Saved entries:
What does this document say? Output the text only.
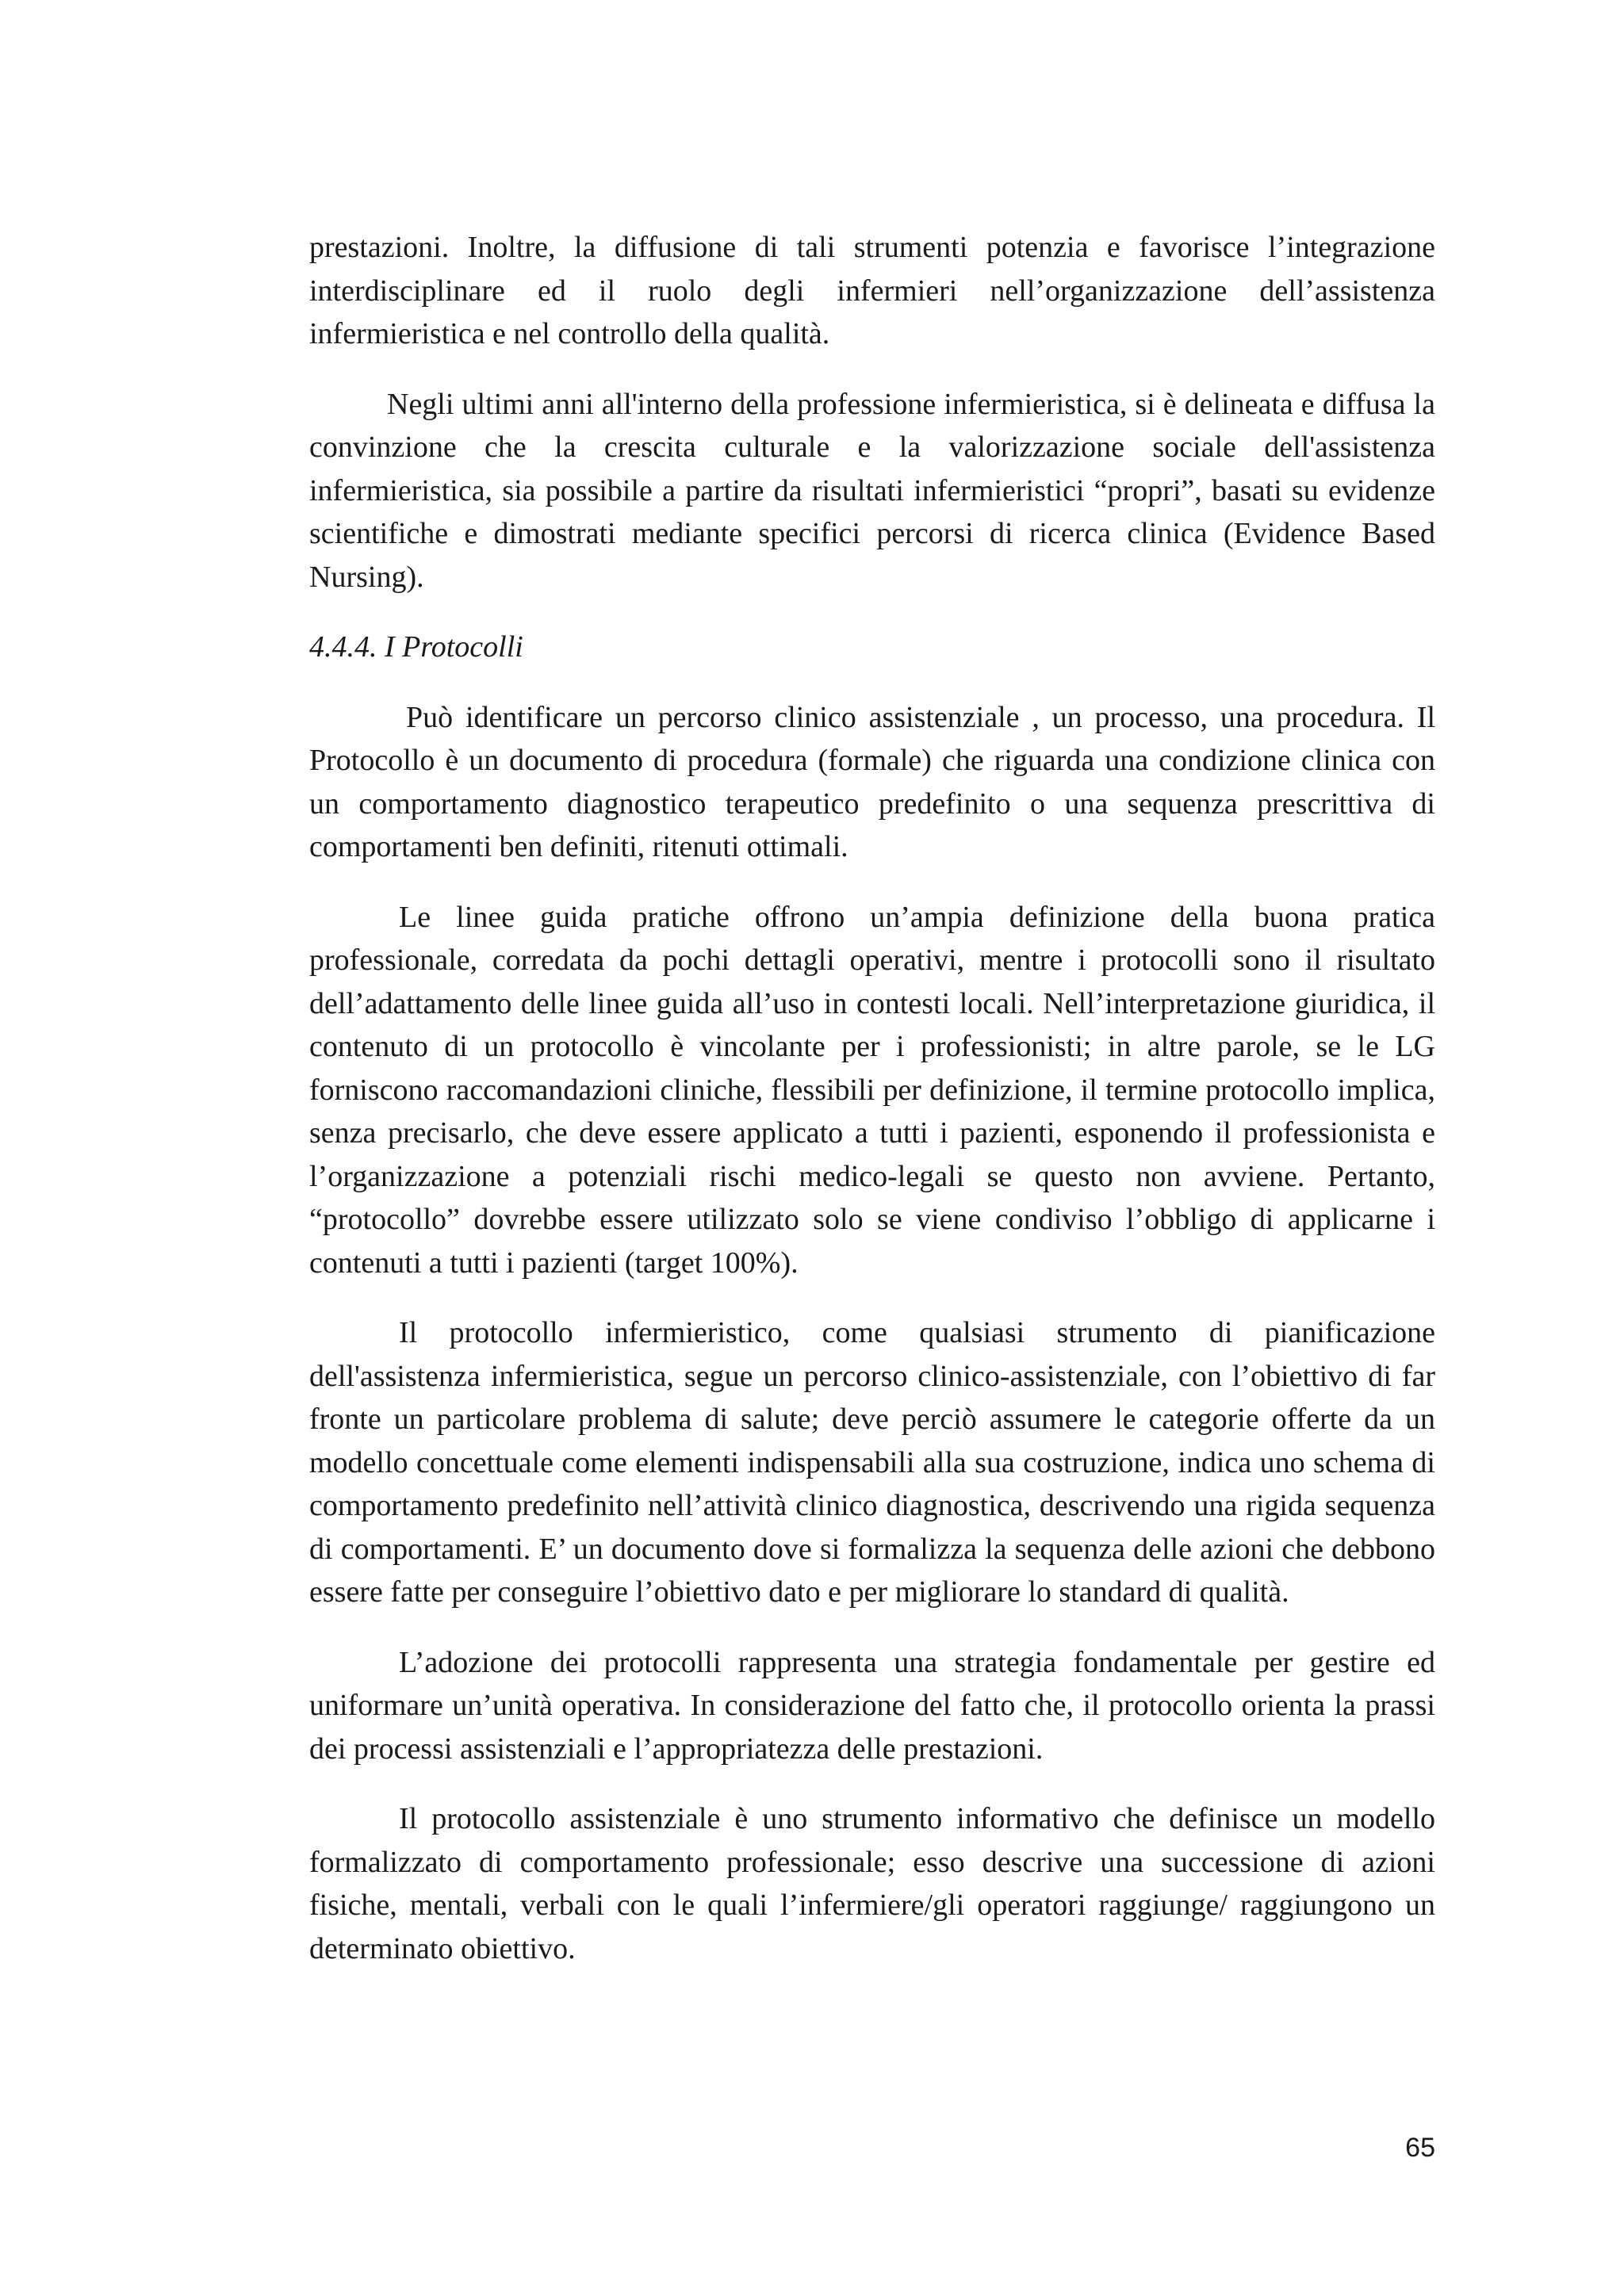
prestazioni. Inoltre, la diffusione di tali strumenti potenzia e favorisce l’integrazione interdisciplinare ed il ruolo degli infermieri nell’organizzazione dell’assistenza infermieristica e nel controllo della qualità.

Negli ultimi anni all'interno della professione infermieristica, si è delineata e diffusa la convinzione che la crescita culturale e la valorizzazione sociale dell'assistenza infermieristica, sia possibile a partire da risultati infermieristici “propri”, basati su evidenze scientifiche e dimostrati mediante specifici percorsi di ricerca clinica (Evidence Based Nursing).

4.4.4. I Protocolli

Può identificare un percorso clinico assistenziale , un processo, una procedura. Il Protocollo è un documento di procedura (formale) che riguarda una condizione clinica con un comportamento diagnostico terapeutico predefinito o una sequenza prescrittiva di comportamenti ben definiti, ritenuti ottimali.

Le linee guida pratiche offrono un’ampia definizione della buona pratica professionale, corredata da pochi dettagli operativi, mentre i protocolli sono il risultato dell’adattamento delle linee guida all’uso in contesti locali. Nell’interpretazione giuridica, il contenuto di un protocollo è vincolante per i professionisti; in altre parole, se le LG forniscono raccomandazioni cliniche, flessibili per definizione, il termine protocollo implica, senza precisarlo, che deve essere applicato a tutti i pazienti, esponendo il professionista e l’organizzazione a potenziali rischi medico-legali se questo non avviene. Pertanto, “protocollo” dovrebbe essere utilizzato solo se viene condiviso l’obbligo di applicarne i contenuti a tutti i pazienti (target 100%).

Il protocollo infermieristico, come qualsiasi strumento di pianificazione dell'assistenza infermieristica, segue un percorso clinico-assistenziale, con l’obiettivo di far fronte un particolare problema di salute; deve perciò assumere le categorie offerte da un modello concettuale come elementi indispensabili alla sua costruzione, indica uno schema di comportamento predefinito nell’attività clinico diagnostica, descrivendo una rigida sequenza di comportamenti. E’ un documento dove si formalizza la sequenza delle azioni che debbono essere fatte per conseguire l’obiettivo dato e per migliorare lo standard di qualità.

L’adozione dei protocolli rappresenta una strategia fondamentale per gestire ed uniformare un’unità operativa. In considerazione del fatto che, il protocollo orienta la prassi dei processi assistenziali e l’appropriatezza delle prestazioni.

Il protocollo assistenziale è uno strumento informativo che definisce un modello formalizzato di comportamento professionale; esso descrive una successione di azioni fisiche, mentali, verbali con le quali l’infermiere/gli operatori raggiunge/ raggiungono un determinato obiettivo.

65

--

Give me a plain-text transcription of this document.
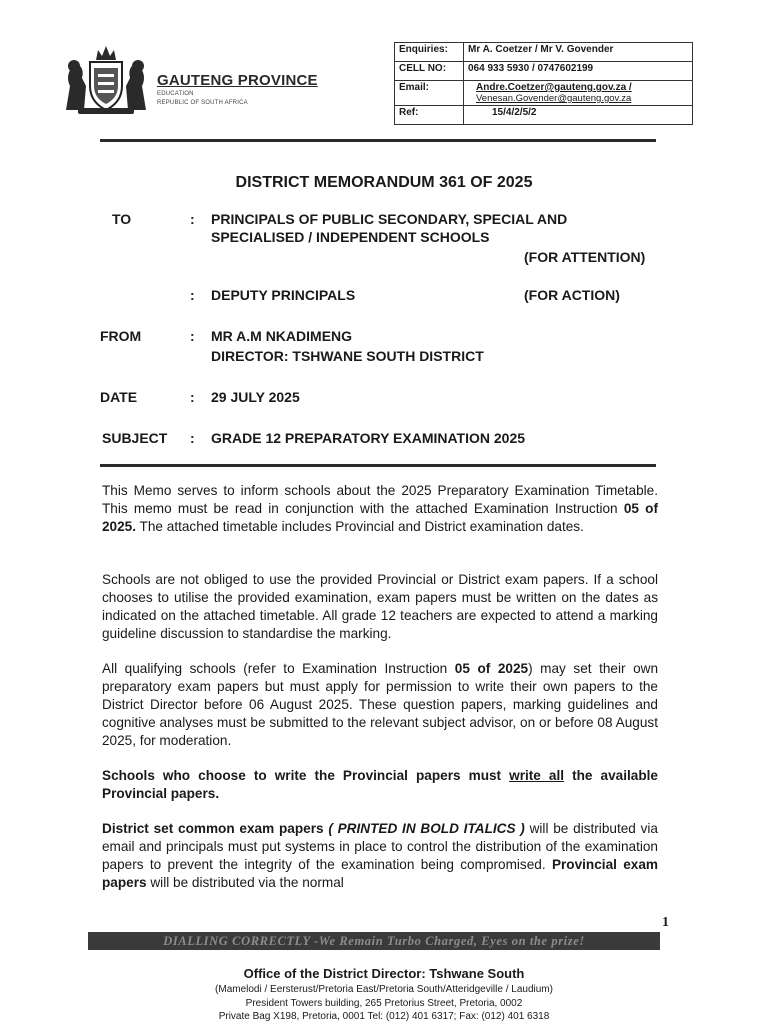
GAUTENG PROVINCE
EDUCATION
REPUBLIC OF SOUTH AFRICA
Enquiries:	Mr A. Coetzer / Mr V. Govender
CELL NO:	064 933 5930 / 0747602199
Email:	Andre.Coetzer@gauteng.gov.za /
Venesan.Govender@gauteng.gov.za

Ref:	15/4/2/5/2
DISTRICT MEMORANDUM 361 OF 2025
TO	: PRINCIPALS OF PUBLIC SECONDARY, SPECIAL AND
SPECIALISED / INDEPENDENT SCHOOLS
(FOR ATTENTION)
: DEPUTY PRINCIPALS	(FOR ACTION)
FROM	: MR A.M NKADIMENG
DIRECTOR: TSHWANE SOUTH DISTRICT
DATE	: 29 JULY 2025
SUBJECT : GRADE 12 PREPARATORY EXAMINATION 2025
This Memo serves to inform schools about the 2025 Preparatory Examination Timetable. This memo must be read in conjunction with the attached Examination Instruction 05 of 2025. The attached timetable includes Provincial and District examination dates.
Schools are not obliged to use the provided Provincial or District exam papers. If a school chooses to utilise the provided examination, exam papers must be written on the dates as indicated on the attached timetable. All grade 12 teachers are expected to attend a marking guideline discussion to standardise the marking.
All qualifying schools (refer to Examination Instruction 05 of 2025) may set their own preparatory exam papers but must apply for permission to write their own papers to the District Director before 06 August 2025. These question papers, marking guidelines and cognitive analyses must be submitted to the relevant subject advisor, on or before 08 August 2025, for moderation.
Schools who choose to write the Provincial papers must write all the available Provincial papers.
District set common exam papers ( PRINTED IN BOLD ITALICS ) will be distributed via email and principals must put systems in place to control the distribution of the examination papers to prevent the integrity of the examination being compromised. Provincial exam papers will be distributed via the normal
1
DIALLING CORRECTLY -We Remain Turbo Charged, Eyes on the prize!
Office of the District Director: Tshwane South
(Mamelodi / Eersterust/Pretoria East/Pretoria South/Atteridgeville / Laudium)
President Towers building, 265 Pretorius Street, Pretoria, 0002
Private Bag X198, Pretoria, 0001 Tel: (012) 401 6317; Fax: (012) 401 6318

--

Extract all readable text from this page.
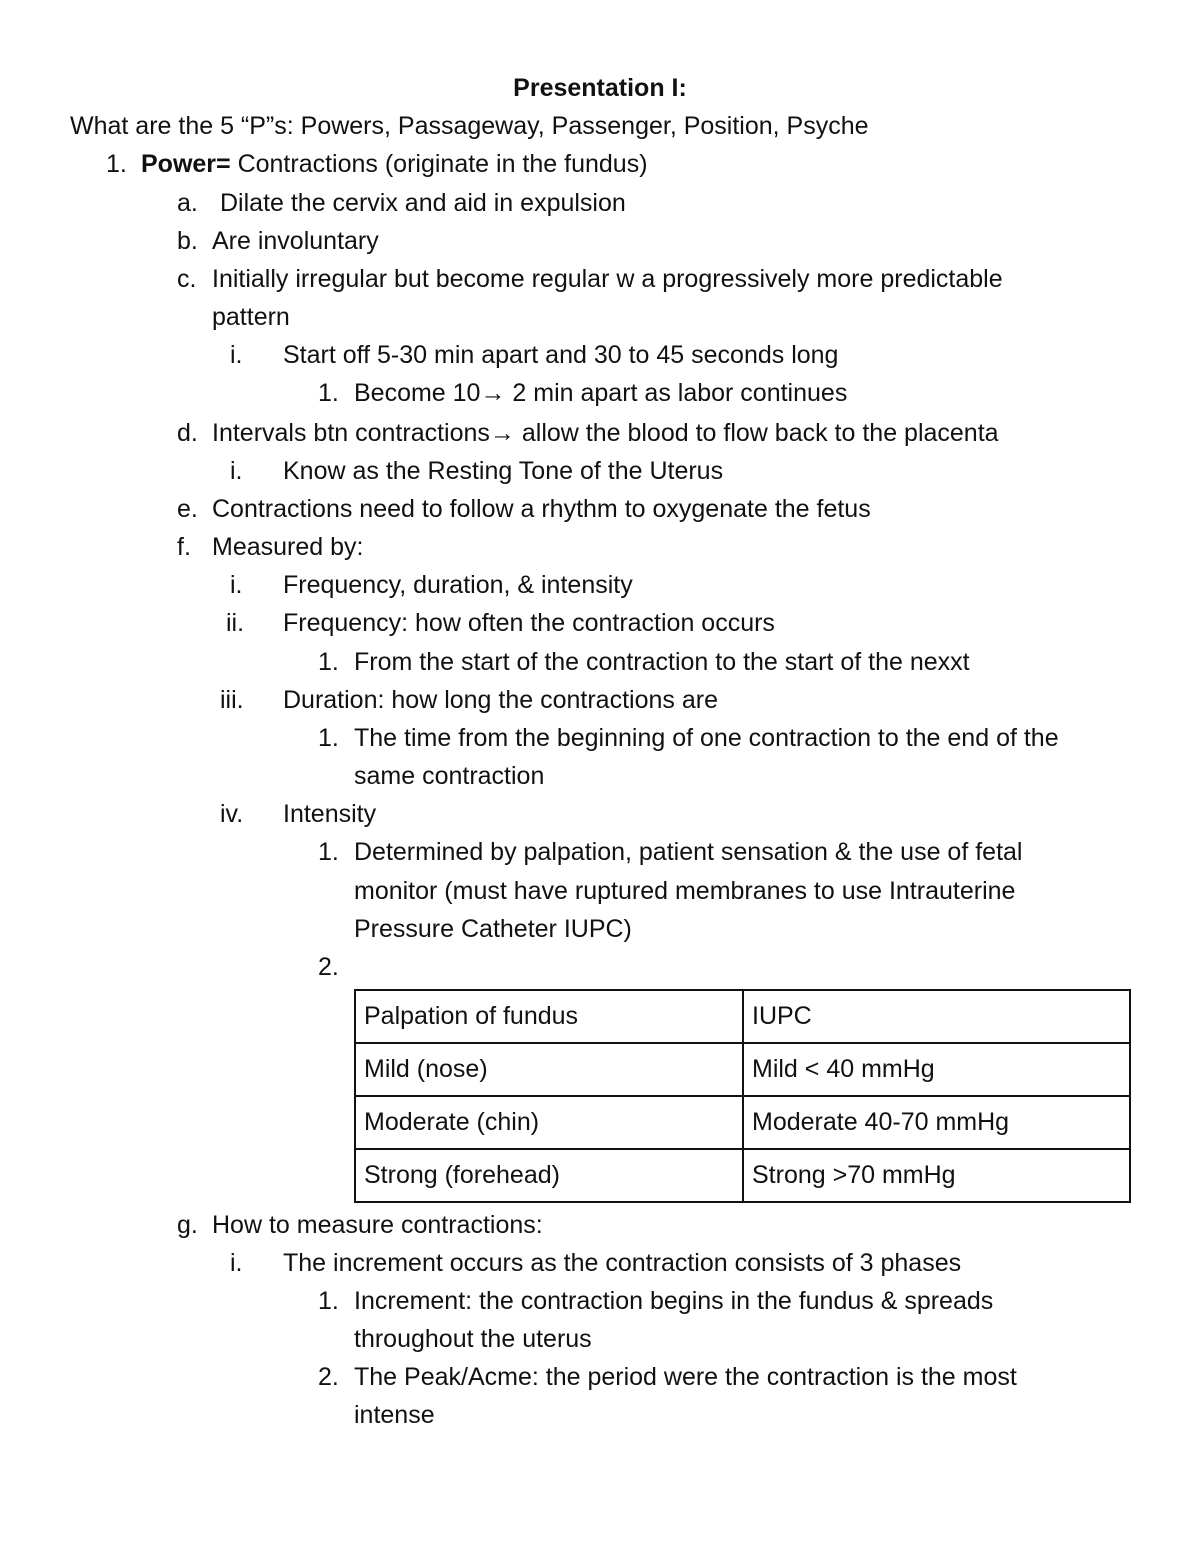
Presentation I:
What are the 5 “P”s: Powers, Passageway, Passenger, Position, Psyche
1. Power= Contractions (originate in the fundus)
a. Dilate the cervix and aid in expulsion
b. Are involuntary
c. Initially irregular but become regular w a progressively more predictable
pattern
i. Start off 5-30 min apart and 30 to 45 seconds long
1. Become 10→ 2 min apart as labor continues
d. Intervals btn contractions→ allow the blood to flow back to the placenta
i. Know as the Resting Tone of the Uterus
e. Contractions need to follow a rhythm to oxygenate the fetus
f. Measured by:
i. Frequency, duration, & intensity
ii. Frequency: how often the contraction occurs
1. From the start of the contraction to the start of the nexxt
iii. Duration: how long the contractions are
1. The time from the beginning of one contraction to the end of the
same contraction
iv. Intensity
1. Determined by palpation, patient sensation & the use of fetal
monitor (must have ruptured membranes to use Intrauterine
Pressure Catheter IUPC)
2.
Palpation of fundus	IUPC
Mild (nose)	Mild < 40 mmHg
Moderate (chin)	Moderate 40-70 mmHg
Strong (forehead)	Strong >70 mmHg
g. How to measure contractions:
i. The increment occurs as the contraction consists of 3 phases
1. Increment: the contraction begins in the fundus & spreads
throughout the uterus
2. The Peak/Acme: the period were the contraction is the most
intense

* Work required: Extract all lines of the records above that include "Frequency".

* Result of the task:
i. Frequency, duration, & intensity
ii. Frequency: how often the contraction occurs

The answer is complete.